Collected data:
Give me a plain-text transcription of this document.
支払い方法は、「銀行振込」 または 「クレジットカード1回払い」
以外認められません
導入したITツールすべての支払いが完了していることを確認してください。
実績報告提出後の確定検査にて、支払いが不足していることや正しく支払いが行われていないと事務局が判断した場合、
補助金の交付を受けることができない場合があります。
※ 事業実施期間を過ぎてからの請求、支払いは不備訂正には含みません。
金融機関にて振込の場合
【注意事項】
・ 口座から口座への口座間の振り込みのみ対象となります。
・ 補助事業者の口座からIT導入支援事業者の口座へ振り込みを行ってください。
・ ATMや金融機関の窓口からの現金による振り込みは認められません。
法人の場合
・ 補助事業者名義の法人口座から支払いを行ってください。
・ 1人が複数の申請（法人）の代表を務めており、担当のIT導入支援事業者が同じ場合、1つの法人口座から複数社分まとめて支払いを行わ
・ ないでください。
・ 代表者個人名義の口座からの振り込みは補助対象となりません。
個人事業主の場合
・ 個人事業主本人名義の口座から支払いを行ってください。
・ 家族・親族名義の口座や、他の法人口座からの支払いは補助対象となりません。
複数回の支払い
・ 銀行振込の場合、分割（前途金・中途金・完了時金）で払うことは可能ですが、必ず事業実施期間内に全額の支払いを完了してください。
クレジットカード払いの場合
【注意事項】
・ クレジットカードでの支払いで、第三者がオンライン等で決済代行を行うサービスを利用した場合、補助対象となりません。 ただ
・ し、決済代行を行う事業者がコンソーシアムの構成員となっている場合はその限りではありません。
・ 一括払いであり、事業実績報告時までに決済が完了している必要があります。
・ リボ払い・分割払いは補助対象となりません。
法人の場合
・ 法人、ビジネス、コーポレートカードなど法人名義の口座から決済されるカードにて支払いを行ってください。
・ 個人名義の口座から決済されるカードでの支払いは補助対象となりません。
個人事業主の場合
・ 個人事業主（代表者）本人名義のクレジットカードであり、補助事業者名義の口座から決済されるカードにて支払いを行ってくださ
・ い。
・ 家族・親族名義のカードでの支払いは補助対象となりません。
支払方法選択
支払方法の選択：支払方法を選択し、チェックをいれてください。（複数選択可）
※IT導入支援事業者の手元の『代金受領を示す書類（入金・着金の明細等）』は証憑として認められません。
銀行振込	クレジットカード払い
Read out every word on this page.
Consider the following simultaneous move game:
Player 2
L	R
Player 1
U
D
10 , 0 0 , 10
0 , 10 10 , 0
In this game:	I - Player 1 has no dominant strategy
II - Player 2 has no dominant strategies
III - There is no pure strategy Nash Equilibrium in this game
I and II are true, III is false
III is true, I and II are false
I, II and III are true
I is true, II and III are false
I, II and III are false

Stated exercise — From the line that contains "Read out every word on this page." down to the last line of the listing above, repeat each line exactly, and include nothing else.

Answer for the task —
Read out every word on this page.
Consider the following simultaneous move game:
Player 2
L	R
Player 1
U
D
10 , 0 0 , 10
0 , 10 10 , 0
In this game:	I - Player 1 has no dominant strategy
II - Player 2 has no dominant strategies
III - There is no pure strategy Nash Equilibrium in this game
I and II are true, III is false
III is true, I and II are false
I, II and III are true
I is true, II and III are false
I, II and III are false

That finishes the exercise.